● Dataset records
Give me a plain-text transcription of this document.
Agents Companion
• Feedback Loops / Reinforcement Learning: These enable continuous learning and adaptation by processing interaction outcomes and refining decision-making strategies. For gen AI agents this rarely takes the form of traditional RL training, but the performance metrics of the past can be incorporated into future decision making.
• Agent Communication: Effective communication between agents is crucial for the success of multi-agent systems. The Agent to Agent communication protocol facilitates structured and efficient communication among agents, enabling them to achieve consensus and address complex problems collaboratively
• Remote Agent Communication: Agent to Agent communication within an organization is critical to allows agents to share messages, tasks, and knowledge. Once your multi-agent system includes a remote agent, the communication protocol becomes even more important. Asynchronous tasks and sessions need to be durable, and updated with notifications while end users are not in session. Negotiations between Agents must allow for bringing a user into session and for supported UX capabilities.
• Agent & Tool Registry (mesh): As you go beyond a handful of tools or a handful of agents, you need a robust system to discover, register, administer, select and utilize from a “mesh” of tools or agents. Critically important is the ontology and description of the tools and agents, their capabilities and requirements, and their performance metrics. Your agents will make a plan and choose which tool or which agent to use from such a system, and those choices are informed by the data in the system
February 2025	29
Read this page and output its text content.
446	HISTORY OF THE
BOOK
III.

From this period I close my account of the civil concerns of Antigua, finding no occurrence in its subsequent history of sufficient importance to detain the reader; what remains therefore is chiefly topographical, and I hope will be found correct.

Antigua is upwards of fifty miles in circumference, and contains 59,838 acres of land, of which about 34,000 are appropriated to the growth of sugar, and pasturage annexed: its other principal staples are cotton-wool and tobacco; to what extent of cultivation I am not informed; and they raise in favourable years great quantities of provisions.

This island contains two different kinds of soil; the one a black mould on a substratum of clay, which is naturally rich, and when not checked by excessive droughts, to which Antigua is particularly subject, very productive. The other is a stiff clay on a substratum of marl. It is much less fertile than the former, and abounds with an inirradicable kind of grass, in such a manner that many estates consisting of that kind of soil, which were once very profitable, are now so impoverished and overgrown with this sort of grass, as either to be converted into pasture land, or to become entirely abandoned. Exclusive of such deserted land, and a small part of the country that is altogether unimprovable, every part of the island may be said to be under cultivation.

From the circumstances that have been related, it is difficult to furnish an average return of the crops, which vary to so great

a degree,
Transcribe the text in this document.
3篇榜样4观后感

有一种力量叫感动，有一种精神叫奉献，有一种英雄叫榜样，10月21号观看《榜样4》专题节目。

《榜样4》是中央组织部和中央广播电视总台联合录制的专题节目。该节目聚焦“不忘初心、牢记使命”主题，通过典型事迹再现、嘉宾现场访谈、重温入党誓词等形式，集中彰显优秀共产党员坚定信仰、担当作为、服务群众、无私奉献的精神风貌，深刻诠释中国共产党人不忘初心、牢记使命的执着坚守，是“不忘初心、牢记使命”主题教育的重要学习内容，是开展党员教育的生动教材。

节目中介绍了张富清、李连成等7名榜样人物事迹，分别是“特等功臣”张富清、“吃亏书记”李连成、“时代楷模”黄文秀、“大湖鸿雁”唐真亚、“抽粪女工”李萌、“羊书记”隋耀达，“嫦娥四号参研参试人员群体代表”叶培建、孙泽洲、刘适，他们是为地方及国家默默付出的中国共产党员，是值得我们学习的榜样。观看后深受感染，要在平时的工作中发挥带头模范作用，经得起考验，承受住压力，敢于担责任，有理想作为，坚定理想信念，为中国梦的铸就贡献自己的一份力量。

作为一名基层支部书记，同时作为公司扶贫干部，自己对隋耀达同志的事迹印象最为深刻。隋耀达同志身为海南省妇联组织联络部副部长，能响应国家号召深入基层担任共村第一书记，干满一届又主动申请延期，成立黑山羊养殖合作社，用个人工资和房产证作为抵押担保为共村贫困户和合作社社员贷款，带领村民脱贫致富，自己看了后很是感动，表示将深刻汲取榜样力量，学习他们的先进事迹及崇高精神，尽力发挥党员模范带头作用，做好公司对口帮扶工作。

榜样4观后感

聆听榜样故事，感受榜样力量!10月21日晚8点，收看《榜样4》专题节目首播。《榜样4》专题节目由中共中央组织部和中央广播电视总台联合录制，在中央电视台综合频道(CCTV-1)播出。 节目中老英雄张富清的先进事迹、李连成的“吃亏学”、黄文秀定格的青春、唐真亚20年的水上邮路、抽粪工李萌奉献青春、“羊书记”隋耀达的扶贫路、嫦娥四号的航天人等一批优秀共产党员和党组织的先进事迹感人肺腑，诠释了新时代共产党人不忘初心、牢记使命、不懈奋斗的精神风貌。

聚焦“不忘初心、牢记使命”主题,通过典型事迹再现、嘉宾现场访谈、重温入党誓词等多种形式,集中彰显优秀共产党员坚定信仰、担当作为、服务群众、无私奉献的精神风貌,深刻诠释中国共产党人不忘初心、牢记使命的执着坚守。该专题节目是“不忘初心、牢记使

● Aim of the exercise
Filter for "Antigua". Return all lines that hold it.

● Task output
From this period I close my account of the civil concerns of Antigua, finding no occurrence in its subsequent history of sufficient importance to detain the reader; what remains therefore is chiefly topographical, and I hope will be found correct.
Antigua is upwards of fifty miles in circumference, and contains 59,838 acres of land, of which about 34,000 are appropriated to the growth of sugar, and pasturage annexed: its other principal staples are cotton-wool and tobacco; to what extent of cultivation I am not informed; and they raise in favourable years great quantities of provisions.
This island contains two different kinds of soil; the one a black mould on a substratum of clay, which is naturally rich, and when not checked by excessive droughts, to which Antigua is particularly subject, very productive. The other is a stiff clay on a substratum of marl. It is much less fertile than the former, and abounds with an inirradicable kind of grass, in such a manner that many estates consisting of that kind of soil, which were once very profitable, are now so impoverished and overgrown with this sort of grass, as either to be converted into pasture land, or to become entirely abandoned. Exclusive of such deserted land, and a small part of the country that is altogether unimprovable, every part of the island may be said to be under cultivation.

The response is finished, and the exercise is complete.